-- OBJECTIVE --
Every line below that contains "grid" is to be copied.

-- RECORD SET --

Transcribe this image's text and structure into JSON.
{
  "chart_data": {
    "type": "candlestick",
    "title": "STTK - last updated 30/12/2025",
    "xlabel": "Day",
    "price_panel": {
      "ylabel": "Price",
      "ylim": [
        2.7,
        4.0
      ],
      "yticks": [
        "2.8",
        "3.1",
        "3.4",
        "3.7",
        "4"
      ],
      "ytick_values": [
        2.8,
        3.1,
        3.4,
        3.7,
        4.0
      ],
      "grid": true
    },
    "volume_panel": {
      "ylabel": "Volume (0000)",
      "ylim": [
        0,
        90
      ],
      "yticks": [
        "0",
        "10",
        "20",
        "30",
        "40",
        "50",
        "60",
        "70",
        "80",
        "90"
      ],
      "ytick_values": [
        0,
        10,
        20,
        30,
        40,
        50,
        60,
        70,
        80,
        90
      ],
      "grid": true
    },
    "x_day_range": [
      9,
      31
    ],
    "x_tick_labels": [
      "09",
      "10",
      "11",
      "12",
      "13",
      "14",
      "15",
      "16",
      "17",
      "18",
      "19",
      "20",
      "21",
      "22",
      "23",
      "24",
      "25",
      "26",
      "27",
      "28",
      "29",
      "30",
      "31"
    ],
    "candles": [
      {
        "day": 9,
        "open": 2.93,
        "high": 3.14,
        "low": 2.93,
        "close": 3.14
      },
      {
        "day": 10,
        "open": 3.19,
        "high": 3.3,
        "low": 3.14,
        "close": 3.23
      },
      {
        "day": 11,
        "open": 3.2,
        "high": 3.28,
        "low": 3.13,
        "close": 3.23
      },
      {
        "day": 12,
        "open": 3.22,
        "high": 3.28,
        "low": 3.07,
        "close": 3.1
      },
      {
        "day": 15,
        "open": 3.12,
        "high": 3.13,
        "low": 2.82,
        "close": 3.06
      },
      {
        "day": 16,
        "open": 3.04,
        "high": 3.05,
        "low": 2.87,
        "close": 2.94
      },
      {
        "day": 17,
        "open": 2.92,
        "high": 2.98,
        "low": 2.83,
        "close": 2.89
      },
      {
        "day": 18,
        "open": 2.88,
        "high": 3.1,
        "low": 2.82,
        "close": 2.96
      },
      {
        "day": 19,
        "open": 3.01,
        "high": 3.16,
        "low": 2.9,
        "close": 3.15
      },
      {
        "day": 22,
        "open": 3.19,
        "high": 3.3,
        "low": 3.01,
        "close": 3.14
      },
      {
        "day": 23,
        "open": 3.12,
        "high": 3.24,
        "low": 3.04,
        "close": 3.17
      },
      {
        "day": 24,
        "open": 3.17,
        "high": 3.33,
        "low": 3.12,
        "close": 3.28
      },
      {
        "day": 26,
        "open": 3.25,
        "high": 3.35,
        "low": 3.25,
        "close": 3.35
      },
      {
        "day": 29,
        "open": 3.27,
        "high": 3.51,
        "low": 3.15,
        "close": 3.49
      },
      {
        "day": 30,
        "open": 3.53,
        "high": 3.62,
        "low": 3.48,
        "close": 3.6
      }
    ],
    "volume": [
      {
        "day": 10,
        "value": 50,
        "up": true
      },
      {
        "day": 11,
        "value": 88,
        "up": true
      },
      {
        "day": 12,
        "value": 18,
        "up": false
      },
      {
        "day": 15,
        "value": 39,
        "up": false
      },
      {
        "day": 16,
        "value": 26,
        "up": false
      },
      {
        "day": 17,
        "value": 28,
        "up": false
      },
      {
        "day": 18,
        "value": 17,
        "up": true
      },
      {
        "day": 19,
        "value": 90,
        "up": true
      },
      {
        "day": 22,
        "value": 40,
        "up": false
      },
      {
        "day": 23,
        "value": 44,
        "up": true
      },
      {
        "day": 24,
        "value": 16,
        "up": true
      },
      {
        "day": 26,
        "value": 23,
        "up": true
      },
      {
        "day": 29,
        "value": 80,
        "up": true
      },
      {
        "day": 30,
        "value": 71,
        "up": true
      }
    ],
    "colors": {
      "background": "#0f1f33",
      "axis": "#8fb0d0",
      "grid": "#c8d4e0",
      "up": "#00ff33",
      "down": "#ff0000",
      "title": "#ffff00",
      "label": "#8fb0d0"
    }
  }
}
* * *
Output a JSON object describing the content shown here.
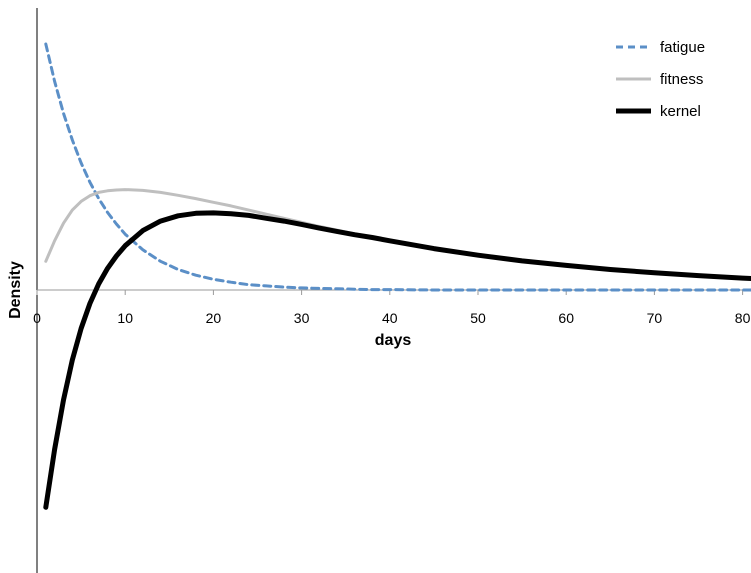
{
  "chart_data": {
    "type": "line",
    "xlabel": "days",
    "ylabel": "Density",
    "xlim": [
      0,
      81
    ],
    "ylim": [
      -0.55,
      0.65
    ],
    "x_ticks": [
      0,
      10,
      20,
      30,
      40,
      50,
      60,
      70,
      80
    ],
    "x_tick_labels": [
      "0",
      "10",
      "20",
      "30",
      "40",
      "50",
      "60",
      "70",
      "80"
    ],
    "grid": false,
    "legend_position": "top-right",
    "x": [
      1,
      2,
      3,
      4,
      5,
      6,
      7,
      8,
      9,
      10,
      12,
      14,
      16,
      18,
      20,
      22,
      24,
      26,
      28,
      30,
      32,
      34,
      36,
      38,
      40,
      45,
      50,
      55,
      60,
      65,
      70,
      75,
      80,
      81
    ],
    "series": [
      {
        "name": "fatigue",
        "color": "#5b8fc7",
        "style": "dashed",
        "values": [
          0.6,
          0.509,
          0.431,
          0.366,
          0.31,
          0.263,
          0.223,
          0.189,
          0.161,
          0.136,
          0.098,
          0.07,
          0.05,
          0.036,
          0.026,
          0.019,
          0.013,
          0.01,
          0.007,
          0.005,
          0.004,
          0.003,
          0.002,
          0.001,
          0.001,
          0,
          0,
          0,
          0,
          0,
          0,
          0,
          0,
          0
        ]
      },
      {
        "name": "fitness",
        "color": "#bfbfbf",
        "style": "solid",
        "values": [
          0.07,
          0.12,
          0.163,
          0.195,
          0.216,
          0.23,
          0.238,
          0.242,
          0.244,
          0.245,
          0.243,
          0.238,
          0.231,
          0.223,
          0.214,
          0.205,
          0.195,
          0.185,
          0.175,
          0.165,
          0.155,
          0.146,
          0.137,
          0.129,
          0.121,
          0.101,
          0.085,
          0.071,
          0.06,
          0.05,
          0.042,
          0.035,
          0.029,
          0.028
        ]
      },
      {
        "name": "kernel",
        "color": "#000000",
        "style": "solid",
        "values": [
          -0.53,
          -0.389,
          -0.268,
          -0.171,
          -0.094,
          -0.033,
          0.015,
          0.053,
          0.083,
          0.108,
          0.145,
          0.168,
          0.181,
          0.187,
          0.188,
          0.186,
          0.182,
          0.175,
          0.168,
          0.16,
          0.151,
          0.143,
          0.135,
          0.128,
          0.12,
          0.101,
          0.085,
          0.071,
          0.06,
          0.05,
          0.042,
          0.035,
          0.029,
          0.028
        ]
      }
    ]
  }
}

-- THE RESPONSE --
      "grid": true
      "grid": true
      "grid": "#c8d4e0",
    "grid": false,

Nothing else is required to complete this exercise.